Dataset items
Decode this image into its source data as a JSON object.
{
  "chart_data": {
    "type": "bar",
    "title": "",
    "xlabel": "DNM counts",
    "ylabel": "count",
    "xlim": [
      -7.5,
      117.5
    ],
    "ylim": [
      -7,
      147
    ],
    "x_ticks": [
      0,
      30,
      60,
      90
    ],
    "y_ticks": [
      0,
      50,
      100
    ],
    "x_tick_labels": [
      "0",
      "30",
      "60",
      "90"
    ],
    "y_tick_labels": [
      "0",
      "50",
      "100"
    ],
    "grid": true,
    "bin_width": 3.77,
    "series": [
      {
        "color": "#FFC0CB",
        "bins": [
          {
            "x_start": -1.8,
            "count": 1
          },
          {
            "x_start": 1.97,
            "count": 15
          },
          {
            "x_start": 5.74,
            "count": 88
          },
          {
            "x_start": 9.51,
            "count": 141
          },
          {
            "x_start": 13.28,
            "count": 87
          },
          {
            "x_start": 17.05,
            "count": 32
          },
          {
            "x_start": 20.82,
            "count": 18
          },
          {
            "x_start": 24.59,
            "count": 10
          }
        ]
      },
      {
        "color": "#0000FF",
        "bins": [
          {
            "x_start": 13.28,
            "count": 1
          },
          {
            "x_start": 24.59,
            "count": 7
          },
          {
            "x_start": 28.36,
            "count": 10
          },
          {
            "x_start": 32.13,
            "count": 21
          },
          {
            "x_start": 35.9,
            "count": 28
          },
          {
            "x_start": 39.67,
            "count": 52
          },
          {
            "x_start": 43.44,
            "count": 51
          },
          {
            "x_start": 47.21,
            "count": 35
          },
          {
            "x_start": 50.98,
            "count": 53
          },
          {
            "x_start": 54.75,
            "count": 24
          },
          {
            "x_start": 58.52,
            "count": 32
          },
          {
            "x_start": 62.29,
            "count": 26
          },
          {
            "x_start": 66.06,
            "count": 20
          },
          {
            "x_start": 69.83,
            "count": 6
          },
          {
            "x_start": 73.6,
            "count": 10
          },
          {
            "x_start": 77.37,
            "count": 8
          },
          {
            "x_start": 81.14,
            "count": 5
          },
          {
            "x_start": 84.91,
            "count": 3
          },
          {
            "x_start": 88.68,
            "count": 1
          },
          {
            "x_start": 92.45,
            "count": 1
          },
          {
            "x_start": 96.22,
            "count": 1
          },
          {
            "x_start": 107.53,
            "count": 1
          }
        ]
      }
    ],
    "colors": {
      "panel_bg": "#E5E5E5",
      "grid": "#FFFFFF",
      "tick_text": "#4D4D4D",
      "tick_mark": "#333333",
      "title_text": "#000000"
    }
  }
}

• _What needs to be done_: Output all of the data again. Match it exactly.

• _Exercise response_:
Decode this image into its source data as a JSON object.
{
  "chart_data": {
    "type": "bar",
    "title": "",
    "xlabel": "DNM counts",
    "ylabel": "count",
    "xlim": [
      -7.5,
      117.5
    ],
    "ylim": [
      -7,
      147
    ],
    "x_ticks": [
      0,
      30,
      60,
      90
    ],
    "y_ticks": [
      0,
      50,
      100
    ],
    "x_tick_labels": [
      "0",
      "30",
      "60",
      "90"
    ],
    "y_tick_labels": [
      "0",
      "50",
      "100"
    ],
    "grid": true,
    "bin_width": 3.77,
    "series": [
      {
        "color": "#FFC0CB",
        "bins": [
          {
            "x_start": -1.8,
            "count": 1
          },
          {
            "x_start": 1.97,
            "count": 15
          },
          {
            "x_start": 5.74,
            "count": 88
          },
          {
            "x_start": 9.51,
            "count": 141
          },
          {
            "x_start": 13.28,
            "count": 87
          },
          {
            "x_start": 17.05,
            "count": 32
          },
          {
            "x_start": 20.82,
            "count": 18
          },
          {
            "x_start": 24.59,
            "count": 10
          }
        ]
      },
      {
        "color": "#0000FF",
        "bins": [
          {
            "x_start": 13.28,
            "count": 1
          },
          {
            "x_start": 24.59,
            "count": 7
          },
          {
            "x_start": 28.36,
            "count": 10
          },
          {
            "x_start": 32.13,
            "count": 21
          },
          {
            "x_start": 35.9,
            "count": 28
          },
          {
            "x_start": 39.67,
            "count": 52
          },
          {
            "x_start": 43.44,
            "count": 51
          },
          {
            "x_start": 47.21,
            "count": 35
          },
          {
            "x_start": 50.98,
            "count": 53
          },
          {
            "x_start": 54.75,
            "count": 24
          },
          {
            "x_start": 58.52,
            "count": 32
          },
          {
            "x_start": 62.29,
            "count": 26
          },
          {
            "x_start": 66.06,
            "count": 20
          },
          {
            "x_start": 69.83,
            "count": 6
          },
          {
            "x_start": 73.6,
            "count": 10
          },
          {
            "x_start": 77.37,
            "count": 8
          },
          {
            "x_start": 81.14,
            "count": 5
          },
          {
            "x_start": 84.91,
            "count": 3
          },
          {
            "x_start": 88.68,
            "count": 1
          },
          {
            "x_start": 92.45,
            "count": 1
          },
          {
            "x_start": 96.22,
            "count": 1
          },
          {
            "x_start": 107.53,
            "count": 1
          }
        ]
      }
    ],
    "colors": {
      "panel_bg": "#E5E5E5",
      "grid": "#FFFFFF",
      "tick_text": "#4D4D4D",
      "tick_mark": "#333333",
      "title_text": "#000000"
    }
  }
}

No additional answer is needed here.